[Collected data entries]
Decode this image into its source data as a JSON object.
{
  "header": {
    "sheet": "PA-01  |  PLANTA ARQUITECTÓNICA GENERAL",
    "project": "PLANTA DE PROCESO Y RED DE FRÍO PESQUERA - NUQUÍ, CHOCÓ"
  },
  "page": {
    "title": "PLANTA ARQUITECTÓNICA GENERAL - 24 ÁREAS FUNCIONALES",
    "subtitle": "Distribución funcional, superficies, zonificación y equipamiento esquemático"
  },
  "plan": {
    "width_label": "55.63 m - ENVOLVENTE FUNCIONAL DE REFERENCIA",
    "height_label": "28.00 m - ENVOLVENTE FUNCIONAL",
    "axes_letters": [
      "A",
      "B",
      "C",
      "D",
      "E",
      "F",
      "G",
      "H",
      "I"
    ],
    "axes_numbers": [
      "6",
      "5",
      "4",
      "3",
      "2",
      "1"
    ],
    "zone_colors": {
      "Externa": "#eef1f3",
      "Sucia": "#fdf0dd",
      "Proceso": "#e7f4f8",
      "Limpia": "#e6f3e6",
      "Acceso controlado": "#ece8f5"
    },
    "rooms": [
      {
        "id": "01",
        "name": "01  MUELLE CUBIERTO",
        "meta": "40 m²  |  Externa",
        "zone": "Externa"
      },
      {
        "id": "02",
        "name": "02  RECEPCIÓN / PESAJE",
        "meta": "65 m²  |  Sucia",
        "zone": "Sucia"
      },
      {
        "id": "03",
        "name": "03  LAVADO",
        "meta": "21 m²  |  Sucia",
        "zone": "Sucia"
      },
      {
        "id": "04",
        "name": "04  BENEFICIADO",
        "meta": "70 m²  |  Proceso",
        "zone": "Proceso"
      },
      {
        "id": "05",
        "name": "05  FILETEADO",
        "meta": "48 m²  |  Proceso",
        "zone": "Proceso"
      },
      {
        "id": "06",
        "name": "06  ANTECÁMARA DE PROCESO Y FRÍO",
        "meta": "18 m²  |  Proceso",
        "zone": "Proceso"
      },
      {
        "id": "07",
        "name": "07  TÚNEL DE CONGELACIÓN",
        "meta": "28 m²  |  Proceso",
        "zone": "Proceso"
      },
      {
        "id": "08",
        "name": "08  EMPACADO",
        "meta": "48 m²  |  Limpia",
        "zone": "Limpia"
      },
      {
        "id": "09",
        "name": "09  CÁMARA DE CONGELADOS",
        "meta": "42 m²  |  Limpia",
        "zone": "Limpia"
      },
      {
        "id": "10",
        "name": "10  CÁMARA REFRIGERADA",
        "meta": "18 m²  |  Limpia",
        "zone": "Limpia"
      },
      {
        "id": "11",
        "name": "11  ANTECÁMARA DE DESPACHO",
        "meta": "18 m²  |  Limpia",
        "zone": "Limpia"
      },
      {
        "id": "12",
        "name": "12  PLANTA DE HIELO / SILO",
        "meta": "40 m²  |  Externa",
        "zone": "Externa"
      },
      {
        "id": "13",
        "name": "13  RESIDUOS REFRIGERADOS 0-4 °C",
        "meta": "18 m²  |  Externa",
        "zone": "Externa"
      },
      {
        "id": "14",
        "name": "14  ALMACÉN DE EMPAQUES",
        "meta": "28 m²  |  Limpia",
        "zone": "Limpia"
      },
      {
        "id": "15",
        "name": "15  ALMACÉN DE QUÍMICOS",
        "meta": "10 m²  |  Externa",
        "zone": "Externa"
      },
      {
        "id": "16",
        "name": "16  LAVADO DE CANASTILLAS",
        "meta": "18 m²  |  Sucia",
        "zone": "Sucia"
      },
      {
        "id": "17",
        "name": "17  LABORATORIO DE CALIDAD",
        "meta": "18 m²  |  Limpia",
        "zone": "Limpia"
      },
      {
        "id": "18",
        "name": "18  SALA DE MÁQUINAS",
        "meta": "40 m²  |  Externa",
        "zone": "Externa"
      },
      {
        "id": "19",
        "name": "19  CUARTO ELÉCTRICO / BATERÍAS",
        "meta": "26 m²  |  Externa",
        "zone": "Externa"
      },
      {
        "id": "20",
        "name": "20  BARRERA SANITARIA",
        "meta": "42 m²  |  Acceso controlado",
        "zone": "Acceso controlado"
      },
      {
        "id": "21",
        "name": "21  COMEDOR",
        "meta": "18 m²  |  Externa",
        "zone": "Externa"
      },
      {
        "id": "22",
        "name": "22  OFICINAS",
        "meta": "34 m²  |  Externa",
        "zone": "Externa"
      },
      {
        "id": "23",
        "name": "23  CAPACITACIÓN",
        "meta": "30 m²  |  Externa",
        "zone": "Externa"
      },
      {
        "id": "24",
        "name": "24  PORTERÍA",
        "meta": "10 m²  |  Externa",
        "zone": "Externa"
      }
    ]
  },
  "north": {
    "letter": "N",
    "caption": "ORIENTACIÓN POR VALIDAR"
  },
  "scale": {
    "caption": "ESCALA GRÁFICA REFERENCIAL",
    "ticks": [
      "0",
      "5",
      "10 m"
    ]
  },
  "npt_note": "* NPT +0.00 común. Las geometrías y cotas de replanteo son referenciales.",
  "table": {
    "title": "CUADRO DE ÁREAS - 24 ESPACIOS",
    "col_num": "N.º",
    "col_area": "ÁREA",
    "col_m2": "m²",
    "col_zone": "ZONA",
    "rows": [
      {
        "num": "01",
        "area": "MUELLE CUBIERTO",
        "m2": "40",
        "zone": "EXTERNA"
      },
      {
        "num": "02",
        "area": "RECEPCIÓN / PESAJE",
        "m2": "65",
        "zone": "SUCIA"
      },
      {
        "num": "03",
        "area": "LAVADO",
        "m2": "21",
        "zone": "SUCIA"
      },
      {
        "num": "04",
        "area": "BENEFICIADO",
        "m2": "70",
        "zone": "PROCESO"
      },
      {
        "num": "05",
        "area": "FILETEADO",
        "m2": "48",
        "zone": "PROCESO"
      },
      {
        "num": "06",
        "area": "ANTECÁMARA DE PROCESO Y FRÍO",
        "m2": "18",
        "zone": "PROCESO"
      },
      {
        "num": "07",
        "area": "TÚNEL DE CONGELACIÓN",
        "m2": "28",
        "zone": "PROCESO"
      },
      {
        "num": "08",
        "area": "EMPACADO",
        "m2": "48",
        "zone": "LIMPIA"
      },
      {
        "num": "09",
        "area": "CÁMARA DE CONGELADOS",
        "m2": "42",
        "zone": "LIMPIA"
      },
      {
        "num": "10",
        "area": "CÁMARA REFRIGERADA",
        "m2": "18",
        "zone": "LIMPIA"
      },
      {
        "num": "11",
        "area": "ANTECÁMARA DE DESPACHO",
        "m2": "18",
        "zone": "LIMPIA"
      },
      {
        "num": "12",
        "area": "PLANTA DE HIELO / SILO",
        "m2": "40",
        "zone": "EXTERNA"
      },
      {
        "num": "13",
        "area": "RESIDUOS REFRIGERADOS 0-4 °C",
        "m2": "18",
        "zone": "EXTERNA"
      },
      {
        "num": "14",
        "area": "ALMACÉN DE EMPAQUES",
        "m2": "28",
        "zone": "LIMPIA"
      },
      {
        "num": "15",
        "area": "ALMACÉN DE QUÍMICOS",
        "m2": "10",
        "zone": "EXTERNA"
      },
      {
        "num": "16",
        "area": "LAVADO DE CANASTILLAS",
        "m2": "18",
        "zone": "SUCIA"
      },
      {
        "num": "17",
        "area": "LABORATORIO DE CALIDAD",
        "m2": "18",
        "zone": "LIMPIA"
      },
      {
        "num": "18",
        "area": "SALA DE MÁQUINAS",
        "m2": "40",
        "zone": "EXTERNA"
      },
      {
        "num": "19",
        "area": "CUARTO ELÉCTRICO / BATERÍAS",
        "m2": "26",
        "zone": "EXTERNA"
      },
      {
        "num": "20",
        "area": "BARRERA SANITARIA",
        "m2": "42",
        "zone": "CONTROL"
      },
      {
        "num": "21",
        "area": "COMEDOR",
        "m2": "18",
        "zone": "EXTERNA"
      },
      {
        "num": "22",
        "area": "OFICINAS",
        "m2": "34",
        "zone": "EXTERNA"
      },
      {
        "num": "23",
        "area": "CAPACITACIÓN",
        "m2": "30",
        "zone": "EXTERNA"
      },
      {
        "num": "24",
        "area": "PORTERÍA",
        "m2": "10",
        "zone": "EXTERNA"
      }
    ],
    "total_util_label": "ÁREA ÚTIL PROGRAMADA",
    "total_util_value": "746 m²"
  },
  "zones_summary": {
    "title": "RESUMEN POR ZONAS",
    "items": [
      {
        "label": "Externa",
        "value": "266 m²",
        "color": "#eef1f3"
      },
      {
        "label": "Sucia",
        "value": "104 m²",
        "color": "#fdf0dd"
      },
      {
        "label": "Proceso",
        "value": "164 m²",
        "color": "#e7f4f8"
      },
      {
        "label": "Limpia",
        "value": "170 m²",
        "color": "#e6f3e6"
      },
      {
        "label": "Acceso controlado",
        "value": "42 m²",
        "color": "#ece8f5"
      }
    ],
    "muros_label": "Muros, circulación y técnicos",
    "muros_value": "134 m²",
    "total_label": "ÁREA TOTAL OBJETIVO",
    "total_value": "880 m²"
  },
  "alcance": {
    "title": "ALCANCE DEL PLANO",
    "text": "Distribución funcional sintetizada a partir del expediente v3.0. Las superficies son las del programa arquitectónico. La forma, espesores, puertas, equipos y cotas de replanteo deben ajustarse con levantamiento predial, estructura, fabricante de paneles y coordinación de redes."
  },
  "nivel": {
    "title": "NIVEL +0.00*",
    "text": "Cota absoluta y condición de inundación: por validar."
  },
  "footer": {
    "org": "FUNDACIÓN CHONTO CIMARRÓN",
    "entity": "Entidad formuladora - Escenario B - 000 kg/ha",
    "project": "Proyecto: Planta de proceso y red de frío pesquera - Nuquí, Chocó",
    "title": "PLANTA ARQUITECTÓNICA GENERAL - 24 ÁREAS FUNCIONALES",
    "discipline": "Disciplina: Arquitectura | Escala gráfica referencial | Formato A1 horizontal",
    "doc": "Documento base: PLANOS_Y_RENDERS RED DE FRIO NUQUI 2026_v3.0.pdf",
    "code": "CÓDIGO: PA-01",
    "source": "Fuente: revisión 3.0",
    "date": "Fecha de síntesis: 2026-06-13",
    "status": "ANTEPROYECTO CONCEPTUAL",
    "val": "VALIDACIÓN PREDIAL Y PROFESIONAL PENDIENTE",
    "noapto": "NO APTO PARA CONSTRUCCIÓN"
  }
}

TASK DIRECTIONS. Using the entries above, find all lines with "SALA". Copy them.

THE REPLY.
        "name": "18  SALA DE MÁQUINAS",
        "area": "SALA DE MÁQUINAS",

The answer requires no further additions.